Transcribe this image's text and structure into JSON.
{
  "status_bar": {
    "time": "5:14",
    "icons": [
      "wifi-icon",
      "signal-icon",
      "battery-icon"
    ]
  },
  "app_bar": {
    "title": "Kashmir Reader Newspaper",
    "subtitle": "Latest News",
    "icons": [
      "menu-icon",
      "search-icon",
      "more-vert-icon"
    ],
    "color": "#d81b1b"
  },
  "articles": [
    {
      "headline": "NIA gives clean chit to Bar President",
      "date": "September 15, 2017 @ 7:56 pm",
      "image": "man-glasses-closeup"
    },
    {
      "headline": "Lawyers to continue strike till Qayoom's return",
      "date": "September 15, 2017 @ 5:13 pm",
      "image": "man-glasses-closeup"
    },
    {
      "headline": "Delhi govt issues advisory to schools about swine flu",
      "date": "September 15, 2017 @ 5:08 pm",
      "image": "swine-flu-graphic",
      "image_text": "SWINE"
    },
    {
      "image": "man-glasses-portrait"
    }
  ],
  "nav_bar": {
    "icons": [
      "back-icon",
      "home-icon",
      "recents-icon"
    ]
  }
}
---+---
Challenge: Set down all of the data above, word for word.

Task solution:
Transcribe this image's text and structure into JSON.
{
  "status_bar": {
    "time": "5:14",
    "icons": [
      "wifi-icon",
      "signal-icon",
      "battery-icon"
    ]
  },
  "app_bar": {
    "title": "Kashmir Reader Newspaper",
    "subtitle": "Latest News",
    "icons": [
      "menu-icon",
      "search-icon",
      "more-vert-icon"
    ],
    "color": "#d81b1b"
  },
  "articles": [
    {
      "headline": "NIA gives clean chit to Bar President",
      "date": "September 15, 2017 @ 7:56 pm",
      "image": "man-glasses-closeup"
    },
    {
      "headline": "Lawyers to continue strike till Qayoom's return",
      "date": "September 15, 2017 @ 5:13 pm",
      "image": "man-glasses-closeup"
    },
    {
      "headline": "Delhi govt issues advisory to schools about swine flu",
      "date": "September 15, 2017 @ 5:08 pm",
      "image": "swine-flu-graphic",
      "image_text": "SWINE"
    },
    {
      "image": "man-glasses-portrait"
    }
  ],
  "nav_bar": {
    "icons": [
      "back-icon",
      "home-icon",
      "recents-icon"
    ]
  }
}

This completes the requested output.